Written task: Consider the records below. How many of their lines include the word "will"? State the number and nothing else.
***** Raw records *****
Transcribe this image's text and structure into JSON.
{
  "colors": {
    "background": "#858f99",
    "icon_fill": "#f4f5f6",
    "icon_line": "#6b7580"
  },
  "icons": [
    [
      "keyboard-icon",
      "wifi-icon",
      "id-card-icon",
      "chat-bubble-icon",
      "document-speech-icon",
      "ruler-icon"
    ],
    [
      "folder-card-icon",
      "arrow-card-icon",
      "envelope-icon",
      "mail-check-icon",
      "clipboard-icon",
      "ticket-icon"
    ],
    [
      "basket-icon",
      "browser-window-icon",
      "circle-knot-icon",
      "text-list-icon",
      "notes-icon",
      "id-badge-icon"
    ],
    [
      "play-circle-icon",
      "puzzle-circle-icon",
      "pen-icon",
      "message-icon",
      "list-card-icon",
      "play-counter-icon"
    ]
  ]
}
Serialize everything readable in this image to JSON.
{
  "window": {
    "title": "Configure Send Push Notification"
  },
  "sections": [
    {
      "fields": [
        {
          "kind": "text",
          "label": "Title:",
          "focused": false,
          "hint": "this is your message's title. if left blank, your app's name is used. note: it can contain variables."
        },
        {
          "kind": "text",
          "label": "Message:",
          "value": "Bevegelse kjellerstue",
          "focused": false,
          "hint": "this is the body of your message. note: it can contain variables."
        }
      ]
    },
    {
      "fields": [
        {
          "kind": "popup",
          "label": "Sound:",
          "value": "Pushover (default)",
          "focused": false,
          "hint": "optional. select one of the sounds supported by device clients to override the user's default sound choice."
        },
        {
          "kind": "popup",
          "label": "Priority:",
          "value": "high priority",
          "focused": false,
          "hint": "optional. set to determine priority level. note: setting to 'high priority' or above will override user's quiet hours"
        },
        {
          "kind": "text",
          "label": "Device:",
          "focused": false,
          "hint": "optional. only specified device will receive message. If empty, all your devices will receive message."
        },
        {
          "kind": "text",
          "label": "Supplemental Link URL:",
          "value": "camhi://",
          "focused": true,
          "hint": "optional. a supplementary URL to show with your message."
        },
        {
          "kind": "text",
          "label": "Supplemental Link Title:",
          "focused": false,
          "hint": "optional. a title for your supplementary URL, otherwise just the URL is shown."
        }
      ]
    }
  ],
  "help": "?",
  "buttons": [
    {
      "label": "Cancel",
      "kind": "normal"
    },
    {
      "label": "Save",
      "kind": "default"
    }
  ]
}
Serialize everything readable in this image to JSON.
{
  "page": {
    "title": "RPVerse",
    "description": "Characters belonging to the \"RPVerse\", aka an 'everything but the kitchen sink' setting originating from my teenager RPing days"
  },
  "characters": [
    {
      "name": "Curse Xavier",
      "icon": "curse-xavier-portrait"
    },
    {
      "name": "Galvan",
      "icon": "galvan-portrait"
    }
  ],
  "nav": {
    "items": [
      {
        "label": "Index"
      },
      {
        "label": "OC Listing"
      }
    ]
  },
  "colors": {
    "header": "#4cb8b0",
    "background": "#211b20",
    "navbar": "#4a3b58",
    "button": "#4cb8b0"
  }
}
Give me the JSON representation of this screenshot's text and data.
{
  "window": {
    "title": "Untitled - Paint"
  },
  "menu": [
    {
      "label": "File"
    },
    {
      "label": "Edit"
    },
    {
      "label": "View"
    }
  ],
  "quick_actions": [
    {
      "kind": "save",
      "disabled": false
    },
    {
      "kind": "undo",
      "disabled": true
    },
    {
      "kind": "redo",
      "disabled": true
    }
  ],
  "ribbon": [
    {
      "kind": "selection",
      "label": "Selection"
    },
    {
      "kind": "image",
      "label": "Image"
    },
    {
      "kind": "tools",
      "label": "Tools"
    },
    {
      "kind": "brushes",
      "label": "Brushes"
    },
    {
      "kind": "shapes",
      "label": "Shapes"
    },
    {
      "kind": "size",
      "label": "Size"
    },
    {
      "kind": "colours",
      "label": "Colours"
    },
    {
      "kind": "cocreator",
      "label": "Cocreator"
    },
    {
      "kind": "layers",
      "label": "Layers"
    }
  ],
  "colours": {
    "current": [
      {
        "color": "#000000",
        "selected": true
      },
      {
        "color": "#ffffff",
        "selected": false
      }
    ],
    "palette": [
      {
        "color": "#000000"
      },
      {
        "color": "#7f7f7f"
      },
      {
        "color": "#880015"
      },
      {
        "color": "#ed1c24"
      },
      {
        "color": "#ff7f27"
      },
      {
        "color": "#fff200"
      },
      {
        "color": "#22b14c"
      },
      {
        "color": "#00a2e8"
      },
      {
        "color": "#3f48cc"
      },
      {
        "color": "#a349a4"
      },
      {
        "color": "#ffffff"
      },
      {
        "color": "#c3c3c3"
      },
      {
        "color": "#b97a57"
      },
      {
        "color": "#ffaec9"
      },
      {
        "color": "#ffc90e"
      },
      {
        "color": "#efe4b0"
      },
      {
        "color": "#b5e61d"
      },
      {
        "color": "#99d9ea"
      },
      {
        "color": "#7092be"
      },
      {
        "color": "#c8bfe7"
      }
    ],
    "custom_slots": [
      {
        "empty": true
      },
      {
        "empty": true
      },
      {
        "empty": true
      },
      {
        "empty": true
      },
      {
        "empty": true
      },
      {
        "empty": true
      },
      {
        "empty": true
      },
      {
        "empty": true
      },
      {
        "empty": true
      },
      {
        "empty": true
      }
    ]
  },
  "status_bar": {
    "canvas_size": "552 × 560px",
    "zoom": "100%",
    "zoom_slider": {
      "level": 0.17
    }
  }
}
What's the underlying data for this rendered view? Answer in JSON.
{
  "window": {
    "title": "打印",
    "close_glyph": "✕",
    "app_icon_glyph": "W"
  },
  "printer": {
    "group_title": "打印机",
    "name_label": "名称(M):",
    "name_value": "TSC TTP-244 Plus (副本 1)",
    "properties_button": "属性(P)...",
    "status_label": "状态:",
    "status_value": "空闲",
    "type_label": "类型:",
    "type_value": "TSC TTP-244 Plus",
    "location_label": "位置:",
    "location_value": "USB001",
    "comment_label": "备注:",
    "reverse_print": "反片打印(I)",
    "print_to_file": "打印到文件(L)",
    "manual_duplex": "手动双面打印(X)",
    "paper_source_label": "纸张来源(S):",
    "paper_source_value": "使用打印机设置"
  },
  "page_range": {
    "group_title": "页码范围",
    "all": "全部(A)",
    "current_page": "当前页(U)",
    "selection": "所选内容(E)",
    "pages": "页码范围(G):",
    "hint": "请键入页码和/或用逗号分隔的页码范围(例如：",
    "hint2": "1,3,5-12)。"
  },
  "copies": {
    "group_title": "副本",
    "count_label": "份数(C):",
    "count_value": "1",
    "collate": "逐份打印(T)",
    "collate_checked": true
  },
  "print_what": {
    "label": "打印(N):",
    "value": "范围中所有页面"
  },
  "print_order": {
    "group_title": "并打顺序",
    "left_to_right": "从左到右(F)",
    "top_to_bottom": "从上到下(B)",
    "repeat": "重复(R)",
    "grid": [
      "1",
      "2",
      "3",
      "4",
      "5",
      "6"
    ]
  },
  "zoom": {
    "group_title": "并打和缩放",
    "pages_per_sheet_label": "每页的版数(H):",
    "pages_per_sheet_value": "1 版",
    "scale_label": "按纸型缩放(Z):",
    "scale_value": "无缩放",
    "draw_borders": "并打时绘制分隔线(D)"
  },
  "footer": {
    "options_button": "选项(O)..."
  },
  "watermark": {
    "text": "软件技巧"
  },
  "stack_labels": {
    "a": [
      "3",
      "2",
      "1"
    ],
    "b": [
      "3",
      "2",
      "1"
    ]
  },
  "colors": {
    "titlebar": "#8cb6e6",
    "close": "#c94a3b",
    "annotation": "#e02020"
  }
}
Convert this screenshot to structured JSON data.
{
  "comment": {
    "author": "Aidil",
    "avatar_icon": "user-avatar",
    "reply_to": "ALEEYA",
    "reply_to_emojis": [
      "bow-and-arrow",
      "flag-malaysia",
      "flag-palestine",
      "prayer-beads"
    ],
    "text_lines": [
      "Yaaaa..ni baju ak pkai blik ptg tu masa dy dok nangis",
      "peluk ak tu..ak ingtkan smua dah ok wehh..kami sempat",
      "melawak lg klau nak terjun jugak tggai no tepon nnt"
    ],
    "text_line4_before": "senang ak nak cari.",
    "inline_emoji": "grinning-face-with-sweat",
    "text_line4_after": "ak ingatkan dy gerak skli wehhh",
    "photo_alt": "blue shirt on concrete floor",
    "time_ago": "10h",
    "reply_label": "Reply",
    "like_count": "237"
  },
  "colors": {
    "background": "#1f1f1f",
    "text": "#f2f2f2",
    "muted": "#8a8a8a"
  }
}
*****
Exercise answer: 2